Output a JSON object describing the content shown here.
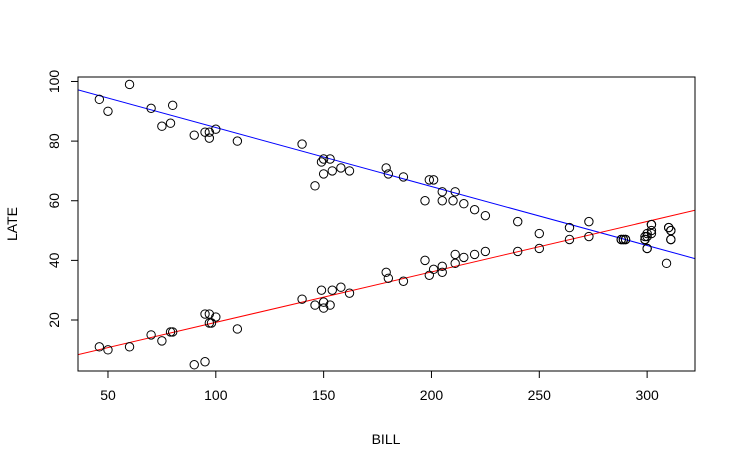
{
  "chart_data": {
    "type": "scatter",
    "title": "",
    "xlabel": "BILL",
    "ylabel": "LATE",
    "xlim": [
      36.1,
      322.2
    ],
    "ylim": [
      2.9,
      101.5
    ],
    "x_ticks": [
      50,
      100,
      150,
      200,
      250,
      300
    ],
    "x_tick_labels": [
      "50",
      "100",
      "150",
      "200",
      "250",
      "300"
    ],
    "y_ticks": [
      20,
      40,
      60,
      80,
      100
    ],
    "y_tick_labels": [
      "20",
      "40",
      "60",
      "80",
      "100"
    ],
    "grid": false,
    "legend": "none",
    "series": [
      {
        "color": "#000000",
        "marker": "open-circle",
        "points": [
          [
            46,
            94
          ],
          [
            50,
            90
          ],
          [
            60,
            99
          ],
          [
            70,
            91
          ],
          [
            75,
            85
          ],
          [
            79,
            86
          ],
          [
            80,
            92
          ],
          [
            90,
            82
          ],
          [
            95,
            83
          ],
          [
            97,
            81
          ],
          [
            97,
            83
          ],
          [
            100,
            84
          ],
          [
            110,
            80
          ],
          [
            140,
            79
          ],
          [
            146,
            65
          ],
          [
            149,
            73
          ],
          [
            150,
            74
          ],
          [
            150,
            69
          ],
          [
            153,
            74
          ],
          [
            154,
            70
          ],
          [
            158,
            71
          ],
          [
            162,
            70
          ],
          [
            179,
            71
          ],
          [
            180,
            69
          ],
          [
            187,
            68
          ],
          [
            197,
            60
          ],
          [
            199,
            67
          ],
          [
            201,
            67
          ],
          [
            205,
            63
          ],
          [
            205,
            60
          ],
          [
            210,
            60
          ],
          [
            211,
            63
          ],
          [
            215,
            59
          ],
          [
            220,
            57
          ],
          [
            225,
            55
          ],
          [
            240,
            53
          ],
          [
            250,
            49
          ],
          [
            264,
            51
          ],
          [
            273,
            53
          ],
          [
            288,
            47
          ],
          [
            289,
            47
          ],
          [
            290,
            47
          ],
          [
            299,
            47
          ],
          [
            299,
            48
          ],
          [
            300,
            44
          ],
          [
            300,
            49
          ],
          [
            302,
            50
          ],
          [
            302,
            52
          ],
          [
            309,
            39
          ],
          [
            310,
            51
          ],
          [
            311,
            50
          ],
          [
            311,
            47
          ]
        ]
      },
      {
        "color": "#000000",
        "marker": "open-circle",
        "points": [
          [
            46,
            11
          ],
          [
            50,
            10
          ],
          [
            60,
            11
          ],
          [
            70,
            15
          ],
          [
            75,
            13
          ],
          [
            79,
            16
          ],
          [
            80,
            16
          ],
          [
            90,
            5
          ],
          [
            95,
            6
          ],
          [
            95,
            22
          ],
          [
            97,
            22
          ],
          [
            97,
            19
          ],
          [
            98,
            19
          ],
          [
            100,
            21
          ],
          [
            110,
            17
          ],
          [
            140,
            27
          ],
          [
            146,
            25
          ],
          [
            149,
            30
          ],
          [
            150,
            26
          ],
          [
            150,
            24
          ],
          [
            153,
            25
          ],
          [
            154,
            30
          ],
          [
            158,
            31
          ],
          [
            162,
            29
          ],
          [
            179,
            36
          ],
          [
            180,
            34
          ],
          [
            187,
            33
          ],
          [
            197,
            40
          ],
          [
            199,
            35
          ],
          [
            201,
            37
          ],
          [
            205,
            38
          ],
          [
            205,
            36
          ],
          [
            211,
            42
          ],
          [
            211,
            39
          ],
          [
            215,
            41
          ],
          [
            220,
            42
          ],
          [
            225,
            43
          ],
          [
            240,
            43
          ],
          [
            250,
            44
          ],
          [
            264,
            47
          ],
          [
            273,
            48
          ],
          [
            288,
            47
          ],
          [
            289,
            47
          ],
          [
            290,
            47
          ],
          [
            299,
            47
          ],
          [
            300,
            48
          ],
          [
            300,
            44
          ],
          [
            302,
            49
          ],
          [
            302,
            52
          ],
          [
            310,
            51
          ],
          [
            311,
            50
          ],
          [
            311,
            47
          ]
        ]
      }
    ],
    "lines": [
      {
        "color": "#0000ff",
        "x": [
          36.1,
          322.2
        ],
        "y": [
          97.2,
          40.6
        ]
      },
      {
        "color": "#ff0000",
        "x": [
          36.1,
          322.2
        ],
        "y": [
          8.4,
          56.8
        ]
      }
    ]
  }
}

> _Given request_
Pictures in the records should not appear in your copy, but everything else must be transcribed exactly.

> _Completed task_
Output a JSON object describing the content shown here.
{
  "chart_data": {
    "type": "scatter",
    "title": "",
    "xlabel": "BILL",
    "ylabel": "LATE",
    "xlim": [
      36.1,
      322.2
    ],
    "ylim": [
      2.9,
      101.5
    ],
    "x_ticks": [
      50,
      100,
      150,
      200,
      250,
      300
    ],
    "x_tick_labels": [
      "50",
      "100",
      "150",
      "200",
      "250",
      "300"
    ],
    "y_ticks": [
      20,
      40,
      60,
      80,
      100
    ],
    "y_tick_labels": [
      "20",
      "40",
      "60",
      "80",
      "100"
    ],
    "grid": false,
    "legend": "none",
    "series": [
      {
        "color": "#000000",
        "marker": "open-circle",
        "points": [
          [
            46,
            94
          ],
          [
            50,
            90
          ],
          [
            60,
            99
          ],
          [
            70,
            91
          ],
          [
            75,
            85
          ],
          [
            79,
            86
          ],
          [
            80,
            92
          ],
          [
            90,
            82
          ],
          [
            95,
            83
          ],
          [
            97,
            81
          ],
          [
            97,
            83
          ],
          [
            100,
            84
          ],
          [
            110,
            80
          ],
          [
            140,
            79
          ],
          [
            146,
            65
          ],
          [
            149,
            73
          ],
          [
            150,
            74
          ],
          [
            150,
            69
          ],
          [
            153,
            74
          ],
          [
            154,
            70
          ],
          [
            158,
            71
          ],
          [
            162,
            70
          ],
          [
            179,
            71
          ],
          [
            180,
            69
          ],
          [
            187,
            68
          ],
          [
            197,
            60
          ],
          [
            199,
            67
          ],
          [
            201,
            67
          ],
          [
            205,
            63
          ],
          [
            205,
            60
          ],
          [
            210,
            60
          ],
          [
            211,
            63
          ],
          [
            215,
            59
          ],
          [
            220,
            57
          ],
          [
            225,
            55
          ],
          [
            240,
            53
          ],
          [
            250,
            49
          ],
          [
            264,
            51
          ],
          [
            273,
            53
          ],
          [
            288,
            47
          ],
          [
            289,
            47
          ],
          [
            290,
            47
          ],
          [
            299,
            47
          ],
          [
            299,
            48
          ],
          [
            300,
            44
          ],
          [
            300,
            49
          ],
          [
            302,
            50
          ],
          [
            302,
            52
          ],
          [
            309,
            39
          ],
          [
            310,
            51
          ],
          [
            311,
            50
          ],
          [
            311,
            47
          ]
        ]
      },
      {
        "color": "#000000",
        "marker": "open-circle",
        "points": [
          [
            46,
            11
          ],
          [
            50,
            10
          ],
          [
            60,
            11
          ],
          [
            70,
            15
          ],
          [
            75,
            13
          ],
          [
            79,
            16
          ],
          [
            80,
            16
          ],
          [
            90,
            5
          ],
          [
            95,
            6
          ],
          [
            95,
            22
          ],
          [
            97,
            22
          ],
          [
            97,
            19
          ],
          [
            98,
            19
          ],
          [
            100,
            21
          ],
          [
            110,
            17
          ],
          [
            140,
            27
          ],
          [
            146,
            25
          ],
          [
            149,
            30
          ],
          [
            150,
            26
          ],
          [
            150,
            24
          ],
          [
            153,
            25
          ],
          [
            154,
            30
          ],
          [
            158,
            31
          ],
          [
            162,
            29
          ],
          [
            179,
            36
          ],
          [
            180,
            34
          ],
          [
            187,
            33
          ],
          [
            197,
            40
          ],
          [
            199,
            35
          ],
          [
            201,
            37
          ],
          [
            205,
            38
          ],
          [
            205,
            36
          ],
          [
            211,
            42
          ],
          [
            211,
            39
          ],
          [
            215,
            41
          ],
          [
            220,
            42
          ],
          [
            225,
            43
          ],
          [
            240,
            43
          ],
          [
            250,
            44
          ],
          [
            264,
            47
          ],
          [
            273,
            48
          ],
          [
            288,
            47
          ],
          [
            289,
            47
          ],
          [
            290,
            47
          ],
          [
            299,
            47
          ],
          [
            300,
            48
          ],
          [
            300,
            44
          ],
          [
            302,
            49
          ],
          [
            302,
            52
          ],
          [
            310,
            51
          ],
          [
            311,
            50
          ],
          [
            311,
            47
          ]
        ]
      }
    ],
    "lines": [
      {
        "color": "#0000ff",
        "x": [
          36.1,
          322.2
        ],
        "y": [
          97.2,
          40.6
        ]
      },
      {
        "color": "#ff0000",
        "x": [
          36.1,
          322.2
        ],
        "y": [
          8.4,
          56.8
        ]
      }
    ]
  }
}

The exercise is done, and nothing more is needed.